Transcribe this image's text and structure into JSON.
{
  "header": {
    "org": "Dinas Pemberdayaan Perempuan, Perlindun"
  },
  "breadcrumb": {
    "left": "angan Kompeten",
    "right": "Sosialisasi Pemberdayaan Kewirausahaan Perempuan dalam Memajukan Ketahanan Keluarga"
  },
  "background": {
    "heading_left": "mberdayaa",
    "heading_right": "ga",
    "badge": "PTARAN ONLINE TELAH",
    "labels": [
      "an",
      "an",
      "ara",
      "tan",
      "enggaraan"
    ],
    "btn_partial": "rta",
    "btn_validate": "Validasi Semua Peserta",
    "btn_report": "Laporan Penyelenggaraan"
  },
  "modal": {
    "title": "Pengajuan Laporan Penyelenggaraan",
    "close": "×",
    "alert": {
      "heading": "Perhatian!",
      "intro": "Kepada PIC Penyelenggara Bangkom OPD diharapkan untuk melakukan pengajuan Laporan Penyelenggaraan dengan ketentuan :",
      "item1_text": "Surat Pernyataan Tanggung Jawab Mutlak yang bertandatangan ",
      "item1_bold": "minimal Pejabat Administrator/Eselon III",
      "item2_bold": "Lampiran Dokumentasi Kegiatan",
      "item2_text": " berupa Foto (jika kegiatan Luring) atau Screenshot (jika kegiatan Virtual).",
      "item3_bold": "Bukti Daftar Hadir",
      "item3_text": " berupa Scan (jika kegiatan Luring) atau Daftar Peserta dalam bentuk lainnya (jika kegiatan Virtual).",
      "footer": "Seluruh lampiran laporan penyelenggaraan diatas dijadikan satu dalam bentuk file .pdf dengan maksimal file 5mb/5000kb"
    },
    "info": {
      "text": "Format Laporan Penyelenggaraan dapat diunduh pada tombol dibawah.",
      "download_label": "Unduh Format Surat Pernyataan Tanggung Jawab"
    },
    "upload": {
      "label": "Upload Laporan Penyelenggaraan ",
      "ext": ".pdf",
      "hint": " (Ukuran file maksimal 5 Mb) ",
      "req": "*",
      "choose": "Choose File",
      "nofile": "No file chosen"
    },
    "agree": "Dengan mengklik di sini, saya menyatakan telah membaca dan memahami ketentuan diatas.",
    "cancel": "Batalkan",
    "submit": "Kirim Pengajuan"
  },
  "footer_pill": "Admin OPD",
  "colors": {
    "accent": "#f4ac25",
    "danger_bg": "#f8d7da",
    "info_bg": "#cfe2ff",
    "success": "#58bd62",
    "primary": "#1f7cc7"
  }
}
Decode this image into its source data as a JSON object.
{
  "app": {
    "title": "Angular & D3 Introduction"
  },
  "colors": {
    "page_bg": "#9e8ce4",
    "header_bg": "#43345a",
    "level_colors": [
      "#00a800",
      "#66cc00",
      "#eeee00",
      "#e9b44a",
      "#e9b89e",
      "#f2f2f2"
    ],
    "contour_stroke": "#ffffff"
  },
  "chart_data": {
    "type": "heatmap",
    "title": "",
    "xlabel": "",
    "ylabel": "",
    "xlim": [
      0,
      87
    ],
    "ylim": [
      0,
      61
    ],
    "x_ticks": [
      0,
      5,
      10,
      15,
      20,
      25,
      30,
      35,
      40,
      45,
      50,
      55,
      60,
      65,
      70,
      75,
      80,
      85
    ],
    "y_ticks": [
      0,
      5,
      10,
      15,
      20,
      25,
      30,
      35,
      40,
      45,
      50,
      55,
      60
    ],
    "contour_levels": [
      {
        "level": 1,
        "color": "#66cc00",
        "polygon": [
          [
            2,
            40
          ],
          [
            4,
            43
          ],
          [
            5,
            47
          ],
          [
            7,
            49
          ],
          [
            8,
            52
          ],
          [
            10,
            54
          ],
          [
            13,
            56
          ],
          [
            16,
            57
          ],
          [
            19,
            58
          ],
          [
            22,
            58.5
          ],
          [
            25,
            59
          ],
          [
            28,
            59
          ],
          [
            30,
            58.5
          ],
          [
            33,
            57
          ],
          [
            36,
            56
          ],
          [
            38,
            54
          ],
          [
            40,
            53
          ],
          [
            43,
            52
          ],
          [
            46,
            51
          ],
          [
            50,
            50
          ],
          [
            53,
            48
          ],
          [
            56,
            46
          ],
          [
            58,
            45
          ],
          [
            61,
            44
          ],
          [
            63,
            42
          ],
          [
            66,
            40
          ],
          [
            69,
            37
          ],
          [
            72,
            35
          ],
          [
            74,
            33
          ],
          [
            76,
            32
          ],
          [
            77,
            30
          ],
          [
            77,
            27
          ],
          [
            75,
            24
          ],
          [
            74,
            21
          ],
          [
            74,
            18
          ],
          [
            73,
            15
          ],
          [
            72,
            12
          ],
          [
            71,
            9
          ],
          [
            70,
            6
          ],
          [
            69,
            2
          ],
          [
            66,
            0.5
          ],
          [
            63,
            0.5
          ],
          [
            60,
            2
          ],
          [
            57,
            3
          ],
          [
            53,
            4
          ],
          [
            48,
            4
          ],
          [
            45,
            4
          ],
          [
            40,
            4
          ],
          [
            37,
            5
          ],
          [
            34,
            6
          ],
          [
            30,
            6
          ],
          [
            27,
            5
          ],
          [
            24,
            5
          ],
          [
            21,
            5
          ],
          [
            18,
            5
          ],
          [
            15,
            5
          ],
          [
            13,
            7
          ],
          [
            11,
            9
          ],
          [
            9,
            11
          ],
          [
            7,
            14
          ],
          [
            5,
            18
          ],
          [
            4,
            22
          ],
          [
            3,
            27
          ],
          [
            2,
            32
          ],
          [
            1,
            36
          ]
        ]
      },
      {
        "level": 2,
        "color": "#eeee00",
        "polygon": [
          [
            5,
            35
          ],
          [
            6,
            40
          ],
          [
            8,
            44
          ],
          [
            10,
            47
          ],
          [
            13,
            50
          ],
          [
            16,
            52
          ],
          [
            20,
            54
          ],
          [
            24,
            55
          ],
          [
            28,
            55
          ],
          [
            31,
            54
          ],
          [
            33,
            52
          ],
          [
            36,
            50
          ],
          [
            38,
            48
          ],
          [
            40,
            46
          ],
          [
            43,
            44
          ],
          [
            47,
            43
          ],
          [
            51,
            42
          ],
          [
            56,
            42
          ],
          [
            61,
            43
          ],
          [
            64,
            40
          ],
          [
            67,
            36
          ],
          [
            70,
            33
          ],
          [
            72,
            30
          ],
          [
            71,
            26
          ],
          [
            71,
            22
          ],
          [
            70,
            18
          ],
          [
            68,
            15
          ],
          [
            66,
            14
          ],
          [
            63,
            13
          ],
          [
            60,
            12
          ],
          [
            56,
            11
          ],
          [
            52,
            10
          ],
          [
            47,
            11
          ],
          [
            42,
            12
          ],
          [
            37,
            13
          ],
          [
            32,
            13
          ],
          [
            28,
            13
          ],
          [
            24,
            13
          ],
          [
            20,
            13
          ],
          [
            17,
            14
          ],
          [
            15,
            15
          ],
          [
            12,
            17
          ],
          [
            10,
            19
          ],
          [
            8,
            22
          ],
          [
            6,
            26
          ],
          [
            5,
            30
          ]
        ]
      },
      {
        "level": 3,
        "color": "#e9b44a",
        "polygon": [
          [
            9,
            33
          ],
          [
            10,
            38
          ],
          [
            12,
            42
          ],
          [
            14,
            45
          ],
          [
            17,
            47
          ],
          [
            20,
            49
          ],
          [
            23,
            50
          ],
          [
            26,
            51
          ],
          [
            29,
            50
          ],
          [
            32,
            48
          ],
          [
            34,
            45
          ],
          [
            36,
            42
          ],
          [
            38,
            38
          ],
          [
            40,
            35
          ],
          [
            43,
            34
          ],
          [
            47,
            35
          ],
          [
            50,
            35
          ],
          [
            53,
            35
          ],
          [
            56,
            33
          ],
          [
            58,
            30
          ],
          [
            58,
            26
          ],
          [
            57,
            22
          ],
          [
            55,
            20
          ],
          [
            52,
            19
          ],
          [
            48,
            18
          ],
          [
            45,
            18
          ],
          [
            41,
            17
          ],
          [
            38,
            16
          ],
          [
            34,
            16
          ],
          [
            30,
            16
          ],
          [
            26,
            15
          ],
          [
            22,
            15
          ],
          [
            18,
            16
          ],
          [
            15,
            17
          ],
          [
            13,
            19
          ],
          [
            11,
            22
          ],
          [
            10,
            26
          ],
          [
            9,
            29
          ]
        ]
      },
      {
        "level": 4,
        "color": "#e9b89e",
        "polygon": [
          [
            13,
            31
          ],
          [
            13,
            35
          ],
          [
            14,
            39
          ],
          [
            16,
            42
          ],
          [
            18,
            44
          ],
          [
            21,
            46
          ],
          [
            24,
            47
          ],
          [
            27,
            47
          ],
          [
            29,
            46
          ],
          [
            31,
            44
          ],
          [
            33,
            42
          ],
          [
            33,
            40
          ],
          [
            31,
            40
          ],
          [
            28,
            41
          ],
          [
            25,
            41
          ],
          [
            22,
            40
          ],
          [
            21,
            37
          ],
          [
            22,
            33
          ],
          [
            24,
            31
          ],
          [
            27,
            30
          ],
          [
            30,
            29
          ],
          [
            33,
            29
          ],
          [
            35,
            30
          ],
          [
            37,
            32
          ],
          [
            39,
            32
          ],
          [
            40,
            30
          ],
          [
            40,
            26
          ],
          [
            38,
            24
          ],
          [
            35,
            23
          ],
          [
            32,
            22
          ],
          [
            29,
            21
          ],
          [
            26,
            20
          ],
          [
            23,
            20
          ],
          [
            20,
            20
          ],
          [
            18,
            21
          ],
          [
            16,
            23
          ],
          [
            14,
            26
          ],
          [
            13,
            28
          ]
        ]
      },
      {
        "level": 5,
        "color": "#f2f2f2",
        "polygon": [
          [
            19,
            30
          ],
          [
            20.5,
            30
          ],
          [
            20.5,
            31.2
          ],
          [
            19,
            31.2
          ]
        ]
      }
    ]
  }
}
=-=-=
→ **Problem description**:
Where a line above contains the word "title", copy that line.

→ **Exercise solution**:
    "title": "Pengajuan Laporan Penyelenggaraan",
    "title": "Angular & D3 Introduction"
    "title": "",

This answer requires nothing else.